Copy the records below exactly, omitting any pictures they contain.

## Listing
+ + + + +

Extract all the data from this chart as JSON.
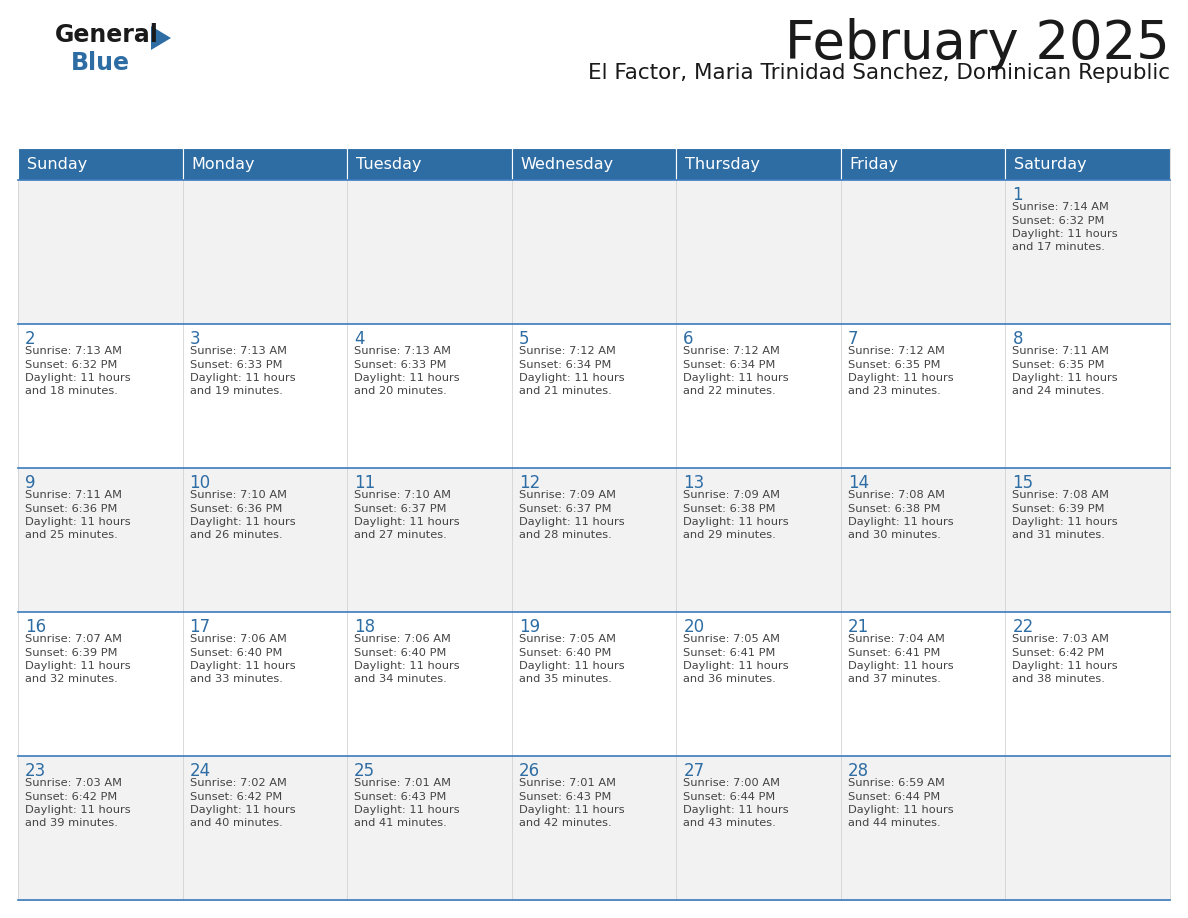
{
  "title": "February 2025",
  "subtitle": "El Factor, Maria Trinidad Sanchez, Dominican Republic",
  "header_bg": "#2E6DA4",
  "header_text_color": "#FFFFFF",
  "cell_bg_odd": "#F2F2F2",
  "cell_bg_even": "#FFFFFF",
  "day_number_color": "#2E6DA4",
  "text_color": "#444444",
  "border_color": "#3A7BBF",
  "days_of_week": [
    "Sunday",
    "Monday",
    "Tuesday",
    "Wednesday",
    "Thursday",
    "Friday",
    "Saturday"
  ],
  "weeks": [
    [
      {
        "day": "",
        "sunrise": "",
        "sunset": "",
        "daylight": ""
      },
      {
        "day": "",
        "sunrise": "",
        "sunset": "",
        "daylight": ""
      },
      {
        "day": "",
        "sunrise": "",
        "sunset": "",
        "daylight": ""
      },
      {
        "day": "",
        "sunrise": "",
        "sunset": "",
        "daylight": ""
      },
      {
        "day": "",
        "sunrise": "",
        "sunset": "",
        "daylight": ""
      },
      {
        "day": "",
        "sunrise": "",
        "sunset": "",
        "daylight": ""
      },
      {
        "day": "1",
        "sunrise": "7:14 AM",
        "sunset": "6:32 PM",
        "daylight": "11 hours and 17 minutes."
      }
    ],
    [
      {
        "day": "2",
        "sunrise": "7:13 AM",
        "sunset": "6:32 PM",
        "daylight": "11 hours and 18 minutes."
      },
      {
        "day": "3",
        "sunrise": "7:13 AM",
        "sunset": "6:33 PM",
        "daylight": "11 hours and 19 minutes."
      },
      {
        "day": "4",
        "sunrise": "7:13 AM",
        "sunset": "6:33 PM",
        "daylight": "11 hours and 20 minutes."
      },
      {
        "day": "5",
        "sunrise": "7:12 AM",
        "sunset": "6:34 PM",
        "daylight": "11 hours and 21 minutes."
      },
      {
        "day": "6",
        "sunrise": "7:12 AM",
        "sunset": "6:34 PM",
        "daylight": "11 hours and 22 minutes."
      },
      {
        "day": "7",
        "sunrise": "7:12 AM",
        "sunset": "6:35 PM",
        "daylight": "11 hours and 23 minutes."
      },
      {
        "day": "8",
        "sunrise": "7:11 AM",
        "sunset": "6:35 PM",
        "daylight": "11 hours and 24 minutes."
      }
    ],
    [
      {
        "day": "9",
        "sunrise": "7:11 AM",
        "sunset": "6:36 PM",
        "daylight": "11 hours and 25 minutes."
      },
      {
        "day": "10",
        "sunrise": "7:10 AM",
        "sunset": "6:36 PM",
        "daylight": "11 hours and 26 minutes."
      },
      {
        "day": "11",
        "sunrise": "7:10 AM",
        "sunset": "6:37 PM",
        "daylight": "11 hours and 27 minutes."
      },
      {
        "day": "12",
        "sunrise": "7:09 AM",
        "sunset": "6:37 PM",
        "daylight": "11 hours and 28 minutes."
      },
      {
        "day": "13",
        "sunrise": "7:09 AM",
        "sunset": "6:38 PM",
        "daylight": "11 hours and 29 minutes."
      },
      {
        "day": "14",
        "sunrise": "7:08 AM",
        "sunset": "6:38 PM",
        "daylight": "11 hours and 30 minutes."
      },
      {
        "day": "15",
        "sunrise": "7:08 AM",
        "sunset": "6:39 PM",
        "daylight": "11 hours and 31 minutes."
      }
    ],
    [
      {
        "day": "16",
        "sunrise": "7:07 AM",
        "sunset": "6:39 PM",
        "daylight": "11 hours and 32 minutes."
      },
      {
        "day": "17",
        "sunrise": "7:06 AM",
        "sunset": "6:40 PM",
        "daylight": "11 hours and 33 minutes."
      },
      {
        "day": "18",
        "sunrise": "7:06 AM",
        "sunset": "6:40 PM",
        "daylight": "11 hours and 34 minutes."
      },
      {
        "day": "19",
        "sunrise": "7:05 AM",
        "sunset": "6:40 PM",
        "daylight": "11 hours and 35 minutes."
      },
      {
        "day": "20",
        "sunrise": "7:05 AM",
        "sunset": "6:41 PM",
        "daylight": "11 hours and 36 minutes."
      },
      {
        "day": "21",
        "sunrise": "7:04 AM",
        "sunset": "6:41 PM",
        "daylight": "11 hours and 37 minutes."
      },
      {
        "day": "22",
        "sunrise": "7:03 AM",
        "sunset": "6:42 PM",
        "daylight": "11 hours and 38 minutes."
      }
    ],
    [
      {
        "day": "23",
        "sunrise": "7:03 AM",
        "sunset": "6:42 PM",
        "daylight": "11 hours and 39 minutes."
      },
      {
        "day": "24",
        "sunrise": "7:02 AM",
        "sunset": "6:42 PM",
        "daylight": "11 hours and 40 minutes."
      },
      {
        "day": "25",
        "sunrise": "7:01 AM",
        "sunset": "6:43 PM",
        "daylight": "11 hours and 41 minutes."
      },
      {
        "day": "26",
        "sunrise": "7:01 AM",
        "sunset": "6:43 PM",
        "daylight": "11 hours and 42 minutes."
      },
      {
        "day": "27",
        "sunrise": "7:00 AM",
        "sunset": "6:44 PM",
        "daylight": "11 hours and 43 minutes."
      },
      {
        "day": "28",
        "sunrise": "6:59 AM",
        "sunset": "6:44 PM",
        "daylight": "11 hours and 44 minutes."
      },
      {
        "day": "",
        "sunrise": "",
        "sunset": "",
        "daylight": ""
      }
    ]
  ]
}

+ + + + +

## Written response
Extract all the data from this chart as JSON.
{
  "title": "February 2025",
  "subtitle": "El Factor, Maria Trinidad Sanchez, Dominican Republic",
  "header_bg": "#2E6DA4",
  "header_text_color": "#FFFFFF",
  "cell_bg_odd": "#F2F2F2",
  "cell_bg_even": "#FFFFFF",
  "day_number_color": "#2E6DA4",
  "text_color": "#444444",
  "border_color": "#3A7BBF",
  "days_of_week": [
    "Sunday",
    "Monday",
    "Tuesday",
    "Wednesday",
    "Thursday",
    "Friday",
    "Saturday"
  ],
  "weeks": [
    [
      {
        "day": "",
        "sunrise": "",
        "sunset": "",
        "daylight": ""
      },
      {
        "day": "",
        "sunrise": "",
        "sunset": "",
        "daylight": ""
      },
      {
        "day": "",
        "sunrise": "",
        "sunset": "",
        "daylight": ""
      },
      {
        "day": "",
        "sunrise": "",
        "sunset": "",
        "daylight": ""
      },
      {
        "day": "",
        "sunrise": "",
        "sunset": "",
        "daylight": ""
      },
      {
        "day": "",
        "sunrise": "",
        "sunset": "",
        "daylight": ""
      },
      {
        "day": "1",
        "sunrise": "7:14 AM",
        "sunset": "6:32 PM",
        "daylight": "11 hours and 17 minutes."
      }
    ],
    [
      {
        "day": "2",
        "sunrise": "7:13 AM",
        "sunset": "6:32 PM",
        "daylight": "11 hours and 18 minutes."
      },
      {
        "day": "3",
        "sunrise": "7:13 AM",
        "sunset": "6:33 PM",
        "daylight": "11 hours and 19 minutes."
      },
      {
        "day": "4",
        "sunrise": "7:13 AM",
        "sunset": "6:33 PM",
        "daylight": "11 hours and 20 minutes."
      },
      {
        "day": "5",
        "sunrise": "7:12 AM",
        "sunset": "6:34 PM",
        "daylight": "11 hours and 21 minutes."
      },
      {
        "day": "6",
        "sunrise": "7:12 AM",
        "sunset": "6:34 PM",
        "daylight": "11 hours and 22 minutes."
      },
      {
        "day": "7",
        "sunrise": "7:12 AM",
        "sunset": "6:35 PM",
        "daylight": "11 hours and 23 minutes."
      },
      {
        "day": "8",
        "sunrise": "7:11 AM",
        "sunset": "6:35 PM",
        "daylight": "11 hours and 24 minutes."
      }
    ],
    [
      {
        "day": "9",
        "sunrise": "7:11 AM",
        "sunset": "6:36 PM",
        "daylight": "11 hours and 25 minutes."
      },
      {
        "day": "10",
        "sunrise": "7:10 AM",
        "sunset": "6:36 PM",
        "daylight": "11 hours and 26 minutes."
      },
      {
        "day": "11",
        "sunrise": "7:10 AM",
        "sunset": "6:37 PM",
        "daylight": "11 hours and 27 minutes."
      },
      {
        "day": "12",
        "sunrise": "7:09 AM",
        "sunset": "6:37 PM",
        "daylight": "11 hours and 28 minutes."
      },
      {
        "day": "13",
        "sunrise": "7:09 AM",
        "sunset": "6:38 PM",
        "daylight": "11 hours and 29 minutes."
      },
      {
        "day": "14",
        "sunrise": "7:08 AM",
        "sunset": "6:38 PM",
        "daylight": "11 hours and 30 minutes."
      },
      {
        "day": "15",
        "sunrise": "7:08 AM",
        "sunset": "6:39 PM",
        "daylight": "11 hours and 31 minutes."
      }
    ],
    [
      {
        "day": "16",
        "sunrise": "7:07 AM",
        "sunset": "6:39 PM",
        "daylight": "11 hours and 32 minutes."
      },
      {
        "day": "17",
        "sunrise": "7:06 AM",
        "sunset": "6:40 PM",
        "daylight": "11 hours and 33 minutes."
      },
      {
        "day": "18",
        "sunrise": "7:06 AM",
        "sunset": "6:40 PM",
        "daylight": "11 hours and 34 minutes."
      },
      {
        "day": "19",
        "sunrise": "7:05 AM",
        "sunset": "6:40 PM",
        "daylight": "11 hours and 35 minutes."
      },
      {
        "day": "20",
        "sunrise": "7:05 AM",
        "sunset": "6:41 PM",
        "daylight": "11 hours and 36 minutes."
      },
      {
        "day": "21",
        "sunrise": "7:04 AM",
        "sunset": "6:41 PM",
        "daylight": "11 hours and 37 minutes."
      },
      {
        "day": "22",
        "sunrise": "7:03 AM",
        "sunset": "6:42 PM",
        "daylight": "11 hours and 38 minutes."
      }
    ],
    [
      {
        "day": "23",
        "sunrise": "7:03 AM",
        "sunset": "6:42 PM",
        "daylight": "11 hours and 39 minutes."
      },
      {
        "day": "24",
        "sunrise": "7:02 AM",
        "sunset": "6:42 PM",
        "daylight": "11 hours and 40 minutes."
      },
      {
        "day": "25",
        "sunrise": "7:01 AM",
        "sunset": "6:43 PM",
        "daylight": "11 hours and 41 minutes."
      },
      {
        "day": "26",
        "sunrise": "7:01 AM",
        "sunset": "6:43 PM",
        "daylight": "11 hours and 42 minutes."
      },
      {
        "day": "27",
        "sunrise": "7:00 AM",
        "sunset": "6:44 PM",
        "daylight": "11 hours and 43 minutes."
      },
      {
        "day": "28",
        "sunrise": "6:59 AM",
        "sunset": "6:44 PM",
        "daylight": "11 hours and 44 minutes."
      },
      {
        "day": "",
        "sunrise": "",
        "sunset": "",
        "daylight": ""
      }
    ]
  ]
}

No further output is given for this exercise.